-- Start --
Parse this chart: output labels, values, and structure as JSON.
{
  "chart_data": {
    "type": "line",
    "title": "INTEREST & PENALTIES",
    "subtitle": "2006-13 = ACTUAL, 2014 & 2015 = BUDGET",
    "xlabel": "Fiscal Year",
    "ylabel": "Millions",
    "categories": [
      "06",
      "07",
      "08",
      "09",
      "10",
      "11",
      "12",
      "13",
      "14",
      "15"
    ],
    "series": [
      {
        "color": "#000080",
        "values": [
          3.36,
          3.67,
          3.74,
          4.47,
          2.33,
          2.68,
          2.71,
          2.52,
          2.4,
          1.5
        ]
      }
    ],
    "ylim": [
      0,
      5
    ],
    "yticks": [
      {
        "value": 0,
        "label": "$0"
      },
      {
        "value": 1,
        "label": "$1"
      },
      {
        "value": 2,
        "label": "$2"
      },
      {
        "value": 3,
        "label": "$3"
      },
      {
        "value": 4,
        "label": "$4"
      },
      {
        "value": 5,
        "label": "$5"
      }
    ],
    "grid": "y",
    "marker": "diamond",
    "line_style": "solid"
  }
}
-- End --
◆ **Objective**
Write out the entries above once more, without altering anything.

◆ **Exercise response**
Parse this chart: output labels, values, and structure as JSON.
{
  "chart_data": {
    "type": "line",
    "title": "INTEREST & PENALTIES",
    "subtitle": "2006-13 = ACTUAL, 2014 & 2015 = BUDGET",
    "xlabel": "Fiscal Year",
    "ylabel": "Millions",
    "categories": [
      "06",
      "07",
      "08",
      "09",
      "10",
      "11",
      "12",
      "13",
      "14",
      "15"
    ],
    "series": [
      {
        "color": "#000080",
        "values": [
          3.36,
          3.67,
          3.74,
          4.47,
          2.33,
          2.68,
          2.71,
          2.52,
          2.4,
          1.5
        ]
      }
    ],
    "ylim": [
      0,
      5
    ],
    "yticks": [
      {
        "value": 0,
        "label": "$0"
      },
      {
        "value": 1,
        "label": "$1"
      },
      {
        "value": 2,
        "label": "$2"
      },
      {
        "value": 3,
        "label": "$3"
      },
      {
        "value": 4,
        "label": "$4"
      },
      {
        "value": 5,
        "label": "$5"
      }
    ],
    "grid": "y",
    "marker": "diamond",
    "line_style": "solid"
  }
}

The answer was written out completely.